◆ Problem to solve ◆
Print all of the data exactly as written.

─── Provided records

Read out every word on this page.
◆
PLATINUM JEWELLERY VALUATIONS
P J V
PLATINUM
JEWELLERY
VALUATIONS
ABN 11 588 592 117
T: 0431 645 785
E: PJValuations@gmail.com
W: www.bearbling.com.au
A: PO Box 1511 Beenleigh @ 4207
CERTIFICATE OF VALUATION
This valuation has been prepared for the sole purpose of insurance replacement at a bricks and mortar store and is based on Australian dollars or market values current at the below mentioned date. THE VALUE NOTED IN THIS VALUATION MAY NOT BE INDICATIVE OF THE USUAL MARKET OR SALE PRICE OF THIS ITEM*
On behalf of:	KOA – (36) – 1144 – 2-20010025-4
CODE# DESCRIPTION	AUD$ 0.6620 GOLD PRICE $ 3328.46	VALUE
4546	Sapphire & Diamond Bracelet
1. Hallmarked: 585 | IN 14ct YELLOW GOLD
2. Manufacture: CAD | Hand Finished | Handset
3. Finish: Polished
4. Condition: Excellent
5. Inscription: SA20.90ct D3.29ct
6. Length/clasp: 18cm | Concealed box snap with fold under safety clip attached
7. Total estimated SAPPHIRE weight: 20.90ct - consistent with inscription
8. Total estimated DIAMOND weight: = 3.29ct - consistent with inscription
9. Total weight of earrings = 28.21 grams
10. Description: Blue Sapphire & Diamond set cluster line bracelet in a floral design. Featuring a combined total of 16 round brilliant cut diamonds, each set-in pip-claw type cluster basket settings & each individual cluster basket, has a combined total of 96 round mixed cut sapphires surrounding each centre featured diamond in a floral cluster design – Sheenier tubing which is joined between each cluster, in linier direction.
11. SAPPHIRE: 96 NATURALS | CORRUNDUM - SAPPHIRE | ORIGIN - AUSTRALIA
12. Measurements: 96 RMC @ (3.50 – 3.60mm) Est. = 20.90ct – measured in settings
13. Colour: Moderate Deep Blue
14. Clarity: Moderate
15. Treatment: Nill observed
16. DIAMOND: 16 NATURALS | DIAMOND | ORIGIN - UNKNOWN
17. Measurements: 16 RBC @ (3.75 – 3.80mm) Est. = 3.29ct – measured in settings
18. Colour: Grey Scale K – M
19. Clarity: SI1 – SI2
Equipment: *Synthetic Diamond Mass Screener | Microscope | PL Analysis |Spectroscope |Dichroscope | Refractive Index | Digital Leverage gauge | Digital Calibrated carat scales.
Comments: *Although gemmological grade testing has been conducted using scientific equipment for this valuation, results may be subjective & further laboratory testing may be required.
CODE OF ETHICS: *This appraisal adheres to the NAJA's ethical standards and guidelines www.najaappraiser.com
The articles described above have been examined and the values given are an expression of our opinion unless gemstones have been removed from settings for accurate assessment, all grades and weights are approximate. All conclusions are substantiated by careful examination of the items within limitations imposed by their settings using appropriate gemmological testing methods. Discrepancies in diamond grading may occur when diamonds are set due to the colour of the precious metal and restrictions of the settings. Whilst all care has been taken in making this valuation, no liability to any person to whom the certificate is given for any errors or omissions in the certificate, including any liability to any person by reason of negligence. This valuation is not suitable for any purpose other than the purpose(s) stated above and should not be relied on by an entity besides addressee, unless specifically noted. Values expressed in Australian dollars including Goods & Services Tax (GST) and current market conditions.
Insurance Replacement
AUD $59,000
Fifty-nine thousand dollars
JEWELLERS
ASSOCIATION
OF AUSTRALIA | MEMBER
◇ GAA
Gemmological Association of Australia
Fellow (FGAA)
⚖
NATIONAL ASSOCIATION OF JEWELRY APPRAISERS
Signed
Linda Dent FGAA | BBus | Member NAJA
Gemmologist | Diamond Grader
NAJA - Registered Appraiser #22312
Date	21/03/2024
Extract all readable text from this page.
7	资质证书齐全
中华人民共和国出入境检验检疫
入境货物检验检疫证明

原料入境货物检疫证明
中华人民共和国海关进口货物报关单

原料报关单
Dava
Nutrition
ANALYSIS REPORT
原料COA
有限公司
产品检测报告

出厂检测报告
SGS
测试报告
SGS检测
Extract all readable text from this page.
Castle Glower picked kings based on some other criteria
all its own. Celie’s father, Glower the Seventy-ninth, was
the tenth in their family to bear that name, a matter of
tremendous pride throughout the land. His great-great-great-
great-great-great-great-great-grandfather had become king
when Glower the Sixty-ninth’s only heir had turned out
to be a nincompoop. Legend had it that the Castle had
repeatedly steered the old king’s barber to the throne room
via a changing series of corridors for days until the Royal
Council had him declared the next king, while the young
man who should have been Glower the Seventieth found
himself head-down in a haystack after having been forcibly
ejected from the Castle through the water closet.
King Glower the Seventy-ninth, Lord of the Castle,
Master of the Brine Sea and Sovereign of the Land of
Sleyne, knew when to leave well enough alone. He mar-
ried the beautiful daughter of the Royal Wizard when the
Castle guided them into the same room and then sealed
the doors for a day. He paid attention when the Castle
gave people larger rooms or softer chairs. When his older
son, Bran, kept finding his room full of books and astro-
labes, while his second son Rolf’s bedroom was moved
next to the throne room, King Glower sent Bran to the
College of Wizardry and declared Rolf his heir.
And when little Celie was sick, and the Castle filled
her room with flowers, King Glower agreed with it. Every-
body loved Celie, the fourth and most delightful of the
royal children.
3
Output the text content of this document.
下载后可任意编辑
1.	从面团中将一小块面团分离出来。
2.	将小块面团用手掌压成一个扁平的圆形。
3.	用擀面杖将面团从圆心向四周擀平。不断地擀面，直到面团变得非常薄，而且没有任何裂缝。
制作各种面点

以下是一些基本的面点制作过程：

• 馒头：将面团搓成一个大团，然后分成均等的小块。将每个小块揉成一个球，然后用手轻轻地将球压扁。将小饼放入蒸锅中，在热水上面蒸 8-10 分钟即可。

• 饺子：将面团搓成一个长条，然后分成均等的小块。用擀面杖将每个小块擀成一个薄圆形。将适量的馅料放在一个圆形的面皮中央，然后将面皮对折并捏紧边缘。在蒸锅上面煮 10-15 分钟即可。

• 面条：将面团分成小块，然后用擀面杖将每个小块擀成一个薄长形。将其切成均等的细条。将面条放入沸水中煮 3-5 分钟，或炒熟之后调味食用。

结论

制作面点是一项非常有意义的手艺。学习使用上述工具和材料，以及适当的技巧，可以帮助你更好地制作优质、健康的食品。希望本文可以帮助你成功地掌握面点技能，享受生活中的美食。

──────

◆ Exercise answer ◆
Read out every word on this page.
◆
PLATINUM JEWELLERY VALUATIONS
P J V
PLATINUM
JEWELLERY
VALUATIONS
ABN 11 588 592 117
T: 0431 645 785
E: PJValuations@gmail.com
W: www.bearbling.com.au
A: PO Box 1511 Beenleigh @ 4207
CERTIFICATE OF VALUATION
This valuation has been prepared for the sole purpose of insurance replacement at a bricks and mortar store and is based on Australian dollars or market values current at the below mentioned date. THE VALUE NOTED IN THIS VALUATION MAY NOT BE INDICATIVE OF THE USUAL MARKET OR SALE PRICE OF THIS ITEM*
On behalf of:	KOA – (36) – 1144 – 2-20010025-4
CODE# DESCRIPTION	AUD$ 0.6620 GOLD PRICE $ 3328.46	VALUE
4546	Sapphire & Diamond Bracelet
1. Hallmarked: 585 | IN 14ct YELLOW GOLD
2. Manufacture: CAD | Hand Finished | Handset
3. Finish: Polished
4. Condition: Excellent
5. Inscription: SA20.90ct D3.29ct
6. Length/clasp: 18cm | Concealed box snap with fold under safety clip attached
7. Total estimated SAPPHIRE weight: 20.90ct - consistent with inscription
8. Total estimated DIAMOND weight: = 3.29ct - consistent with inscription
9. Total weight of earrings = 28.21 grams
10. Description: Blue Sapphire & Diamond set cluster line bracelet in a floral design. Featuring a combined total of 16 round brilliant cut diamonds, each set-in pip-claw type cluster basket settings & each individual cluster basket, has a combined total of 96 round mixed cut sapphires surrounding each centre featured diamond in a floral cluster design – Sheenier tubing which is joined between each cluster, in linier direction.
11. SAPPHIRE: 96 NATURALS | CORRUNDUM - SAPPHIRE | ORIGIN - AUSTRALIA
12. Measurements: 96 RMC @ (3.50 – 3.60mm) Est. = 20.90ct – measured in settings
13. Colour: Moderate Deep Blue
14. Clarity: Moderate
15. Treatment: Nill observed
16. DIAMOND: 16 NATURALS | DIAMOND | ORIGIN - UNKNOWN
17. Measurements: 16 RBC @ (3.75 – 3.80mm) Est. = 3.29ct – measured in settings
18. Colour: Grey Scale K – M
19. Clarity: SI1 – SI2
Equipment: *Synthetic Diamond Mass Screener | Microscope | PL Analysis |Spectroscope |Dichroscope | Refractive Index | Digital Leverage gauge | Digital Calibrated carat scales.
Comments: *Although gemmological grade testing has been conducted using scientific equipment for this valuation, results may be subjective & further laboratory testing may be required.
CODE OF ETHICS: *This appraisal adheres to the NAJA's ethical standards and guidelines www.najaappraiser.com
The articles described above have been examined and the values given are an expression of our opinion unless gemstones have been removed from settings for accurate assessment, all grades and weights are approximate. All conclusions are substantiated by careful examination of the items within limitations imposed by their settings using appropriate gemmological testing methods. Discrepancies in diamond grading may occur when diamonds are set due to the colour of the precious metal and restrictions of the settings. Whilst all care has been taken in making this valuation, no liability to any person to whom the certificate is given for any errors or omissions in the certificate, including any liability to any person by reason of negligence. This valuation is not suitable for any purpose other than the purpose(s) stated above and should not be relied on by an entity besides addressee, unless specifically noted. Values expressed in Australian dollars including Goods & Services Tax (GST) and current market conditions.
Insurance Replacement
AUD $59,000
Fifty-nine thousand dollars
JEWELLERS
ASSOCIATION
OF AUSTRALIA | MEMBER
◇ GAA
Gemmological Association of Australia
Fellow (FGAA)
⚖
NATIONAL ASSOCIATION OF JEWELRY APPRAISERS
Signed
Linda Dent FGAA | BBus | Member NAJA
Gemmologist | Diamond Grader
NAJA - Registered Appraiser #22312
Date	21/03/2024
Extract all readable text from this page.
7	资质证书齐全
中华人民共和国出入境检验检疫
入境货物检验检疫证明

原料入境货物检疫证明
中华人民共和国海关进口货物报关单

原料报关单
Dava
Nutrition
ANALYSIS REPORT
原料COA
有限公司
产品检测报告

出厂检测报告
SGS
测试报告
SGS检测
Extract all readable text from this page.
Castle Glower picked kings based on some other criteria
all its own. Celie’s father, Glower the Seventy-ninth, was
the tenth in their family to bear that name, a matter of
tremendous pride throughout the land. His great-great-great-
great-great-great-great-great-grandfather had become king
when Glower the Sixty-ninth’s only heir had turned out
to be a nincompoop. Legend had it that the Castle had
repeatedly steered the old king’s barber to the throne room
via a changing series of corridors for days until the Royal
Council had him declared the next king, while the young
man who should have been Glower the Seventieth found
himself head-down in a haystack after having been forcibly
ejected from the Castle through the water closet.
King Glower the Seventy-ninth, Lord of the Castle,
Master of the Brine Sea and Sovereign of the Land of
Sleyne, knew when to leave well enough alone. He mar-
ried the beautiful daughter of the Royal Wizard when the
Castle guided them into the same room and then sealed
the doors for a day. He paid attention when the Castle
gave people larger rooms or softer chairs. When his older
son, Bran, kept finding his room full of books and astro-
labes, while his second son Rolf’s bedroom was moved
next to the throne room, King Glower sent Bran to the
College of Wizardry and declared Rolf his heir.
And when little Celie was sick, and the Castle filled
her room with flowers, King Glower agreed with it. Every-
body loved Celie, the fourth and most delightful of the
royal children.
3
Output the text content of this document.
下载后可任意编辑
1.	从面团中将一小块面团分离出来。
2.	将小块面团用手掌压成一个扁平的圆形。
3.	用擀面杖将面团从圆心向四周擀平。不断地擀面，直到面团变得非常薄，而且没有任何裂缝。
制作各种面点

以下是一些基本的面点制作过程：

• 馒头：将面团搓成一个大团，然后分成均等的小块。将每个小块揉成一个球，然后用手轻轻地将球压扁。将小饼放入蒸锅中，在热水上面蒸 8-10 分钟即可。

• 饺子：将面团搓成一个长条，然后分成均等的小块。用擀面杖将每个小块擀成一个薄圆形。将适量的馅料放在一个圆形的面皮中央，然后将面皮对折并捏紧边缘。在蒸锅上面煮 10-15 分钟即可。

• 面条：将面团分成小块，然后用擀面杖将每个小块擀成一个薄长形。将其切成均等的细条。将面条放入沸水中煮 3-5 分钟，或炒熟之后调味食用。

结论

制作面点是一项非常有意义的手艺。学习使用上述工具和材料，以及适当的技巧，可以帮助你更好地制作优质、健康的食品。希望本文可以帮助你成功地掌握面点技能，享受生活中的美食。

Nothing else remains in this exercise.